◆ Data supplied:
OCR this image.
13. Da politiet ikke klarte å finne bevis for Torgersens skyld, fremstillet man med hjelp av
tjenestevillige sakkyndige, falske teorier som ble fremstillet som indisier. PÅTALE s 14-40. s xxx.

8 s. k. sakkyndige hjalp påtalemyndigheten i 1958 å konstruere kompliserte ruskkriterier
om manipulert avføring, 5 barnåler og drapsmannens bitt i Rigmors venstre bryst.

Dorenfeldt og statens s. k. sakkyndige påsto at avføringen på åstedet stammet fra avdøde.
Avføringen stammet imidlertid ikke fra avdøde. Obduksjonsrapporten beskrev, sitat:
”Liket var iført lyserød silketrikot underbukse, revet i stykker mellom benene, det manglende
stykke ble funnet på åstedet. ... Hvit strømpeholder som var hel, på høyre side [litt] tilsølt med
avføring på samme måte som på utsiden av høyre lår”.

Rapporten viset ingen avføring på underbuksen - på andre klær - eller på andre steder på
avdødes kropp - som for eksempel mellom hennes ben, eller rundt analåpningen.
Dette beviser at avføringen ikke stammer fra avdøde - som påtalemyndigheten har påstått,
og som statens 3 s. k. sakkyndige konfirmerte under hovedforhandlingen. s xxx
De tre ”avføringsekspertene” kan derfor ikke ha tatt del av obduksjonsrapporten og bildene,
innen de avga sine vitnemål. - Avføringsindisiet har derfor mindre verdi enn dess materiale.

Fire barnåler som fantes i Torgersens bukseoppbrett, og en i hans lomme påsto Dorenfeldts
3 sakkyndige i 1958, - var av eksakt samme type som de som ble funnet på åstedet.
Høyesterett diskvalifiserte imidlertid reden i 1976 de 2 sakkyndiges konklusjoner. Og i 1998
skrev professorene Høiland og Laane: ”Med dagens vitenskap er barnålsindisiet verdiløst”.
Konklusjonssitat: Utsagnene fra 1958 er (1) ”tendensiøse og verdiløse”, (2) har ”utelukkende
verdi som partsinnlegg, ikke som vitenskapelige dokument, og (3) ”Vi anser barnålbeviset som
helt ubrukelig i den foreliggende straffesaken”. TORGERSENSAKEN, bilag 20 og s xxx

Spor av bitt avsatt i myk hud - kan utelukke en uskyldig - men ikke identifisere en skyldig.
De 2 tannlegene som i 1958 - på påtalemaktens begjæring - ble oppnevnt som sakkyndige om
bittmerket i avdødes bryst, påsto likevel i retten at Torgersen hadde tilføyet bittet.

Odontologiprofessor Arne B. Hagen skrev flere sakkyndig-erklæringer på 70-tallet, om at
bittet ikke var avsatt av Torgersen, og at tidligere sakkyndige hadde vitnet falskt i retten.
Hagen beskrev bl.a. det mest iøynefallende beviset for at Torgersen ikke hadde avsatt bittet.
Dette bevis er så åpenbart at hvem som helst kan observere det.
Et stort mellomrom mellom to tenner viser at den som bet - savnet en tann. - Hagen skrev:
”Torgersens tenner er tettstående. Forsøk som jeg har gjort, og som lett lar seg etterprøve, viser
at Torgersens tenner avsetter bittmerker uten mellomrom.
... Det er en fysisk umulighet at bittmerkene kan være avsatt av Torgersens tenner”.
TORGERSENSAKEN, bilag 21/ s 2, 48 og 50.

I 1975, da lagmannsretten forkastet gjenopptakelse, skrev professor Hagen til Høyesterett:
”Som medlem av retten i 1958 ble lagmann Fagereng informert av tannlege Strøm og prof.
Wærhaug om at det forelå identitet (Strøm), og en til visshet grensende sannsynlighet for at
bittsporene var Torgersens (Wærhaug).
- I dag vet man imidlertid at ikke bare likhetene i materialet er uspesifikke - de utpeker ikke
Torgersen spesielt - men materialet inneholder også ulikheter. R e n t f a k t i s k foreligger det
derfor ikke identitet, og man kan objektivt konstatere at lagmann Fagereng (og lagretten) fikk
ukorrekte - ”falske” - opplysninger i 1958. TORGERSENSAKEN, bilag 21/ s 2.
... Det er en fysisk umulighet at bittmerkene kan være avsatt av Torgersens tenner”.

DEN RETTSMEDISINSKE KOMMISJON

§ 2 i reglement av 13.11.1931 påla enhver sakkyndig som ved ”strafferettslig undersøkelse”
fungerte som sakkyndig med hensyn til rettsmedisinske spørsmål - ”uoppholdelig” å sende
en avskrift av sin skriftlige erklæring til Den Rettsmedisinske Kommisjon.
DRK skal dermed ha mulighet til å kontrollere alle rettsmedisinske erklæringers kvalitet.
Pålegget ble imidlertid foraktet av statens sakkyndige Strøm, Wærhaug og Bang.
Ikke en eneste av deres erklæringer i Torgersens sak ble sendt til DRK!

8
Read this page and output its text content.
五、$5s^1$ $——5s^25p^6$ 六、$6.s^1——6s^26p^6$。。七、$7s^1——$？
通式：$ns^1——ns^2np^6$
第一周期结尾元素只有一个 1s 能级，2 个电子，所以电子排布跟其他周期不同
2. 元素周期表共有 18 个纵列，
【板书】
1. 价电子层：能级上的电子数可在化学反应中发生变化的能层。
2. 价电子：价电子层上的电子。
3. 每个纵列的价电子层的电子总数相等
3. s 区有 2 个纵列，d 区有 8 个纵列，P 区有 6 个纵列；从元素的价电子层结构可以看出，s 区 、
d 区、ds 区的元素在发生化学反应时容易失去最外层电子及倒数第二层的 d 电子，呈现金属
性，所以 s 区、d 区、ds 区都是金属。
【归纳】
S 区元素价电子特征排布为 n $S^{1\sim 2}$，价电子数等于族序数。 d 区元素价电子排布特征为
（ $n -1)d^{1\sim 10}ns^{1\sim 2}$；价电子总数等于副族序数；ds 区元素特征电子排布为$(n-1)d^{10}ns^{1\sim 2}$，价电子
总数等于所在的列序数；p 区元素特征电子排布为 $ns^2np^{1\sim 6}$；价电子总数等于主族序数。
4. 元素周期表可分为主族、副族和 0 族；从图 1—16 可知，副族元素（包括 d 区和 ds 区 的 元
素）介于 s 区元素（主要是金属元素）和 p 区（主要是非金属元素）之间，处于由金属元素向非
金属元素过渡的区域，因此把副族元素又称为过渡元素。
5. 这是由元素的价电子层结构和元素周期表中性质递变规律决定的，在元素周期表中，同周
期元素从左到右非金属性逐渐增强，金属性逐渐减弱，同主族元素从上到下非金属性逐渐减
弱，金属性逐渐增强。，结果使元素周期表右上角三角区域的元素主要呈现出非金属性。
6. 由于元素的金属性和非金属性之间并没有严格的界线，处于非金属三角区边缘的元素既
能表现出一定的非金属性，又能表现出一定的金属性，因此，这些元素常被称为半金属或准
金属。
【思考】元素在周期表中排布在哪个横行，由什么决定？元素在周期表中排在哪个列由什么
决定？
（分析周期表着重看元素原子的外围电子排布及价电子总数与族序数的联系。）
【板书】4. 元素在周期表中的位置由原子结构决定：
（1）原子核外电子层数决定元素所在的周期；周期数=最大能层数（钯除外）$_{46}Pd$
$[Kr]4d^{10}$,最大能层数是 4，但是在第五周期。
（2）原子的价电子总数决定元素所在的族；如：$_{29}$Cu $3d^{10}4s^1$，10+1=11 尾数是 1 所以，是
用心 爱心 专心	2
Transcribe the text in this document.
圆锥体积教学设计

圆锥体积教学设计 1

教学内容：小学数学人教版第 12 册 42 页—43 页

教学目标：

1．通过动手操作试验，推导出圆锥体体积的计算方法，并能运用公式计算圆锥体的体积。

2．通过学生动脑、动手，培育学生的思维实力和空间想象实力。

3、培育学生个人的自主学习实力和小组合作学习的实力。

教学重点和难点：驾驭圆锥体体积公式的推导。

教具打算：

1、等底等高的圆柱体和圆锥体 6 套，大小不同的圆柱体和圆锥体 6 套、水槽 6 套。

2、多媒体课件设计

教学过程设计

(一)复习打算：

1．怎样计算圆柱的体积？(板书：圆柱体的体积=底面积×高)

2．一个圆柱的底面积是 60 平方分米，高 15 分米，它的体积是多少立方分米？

◆ The problem:
Repeat the lines from the one containing "Transcribe the text in this document." through the end of the listing, exactly and without any other lines; both ends are included.

◆ Task response:
Transcribe the text in this document.
圆锥体积教学设计

圆锥体积教学设计 1

教学内容：小学数学人教版第 12 册 42 页—43 页

教学目标：

1．通过动手操作试验，推导出圆锥体体积的计算方法，并能运用公式计算圆锥体的体积。

2．通过学生动脑、动手，培育学生的思维实力和空间想象实力。

3、培育学生个人的自主学习实力和小组合作学习的实力。

教学重点和难点：驾驭圆锥体体积公式的推导。

教具打算：

1、等底等高的圆柱体和圆锥体 6 套，大小不同的圆柱体和圆锥体 6 套、水槽 6 套。

2、多媒体课件设计

教学过程设计

(一)复习打算：

1．怎样计算圆柱的体积？(板书：圆柱体的体积=底面积×高)

2．一个圆柱的底面积是 60 平方分米，高 15 分米，它的体积是多少立方分米？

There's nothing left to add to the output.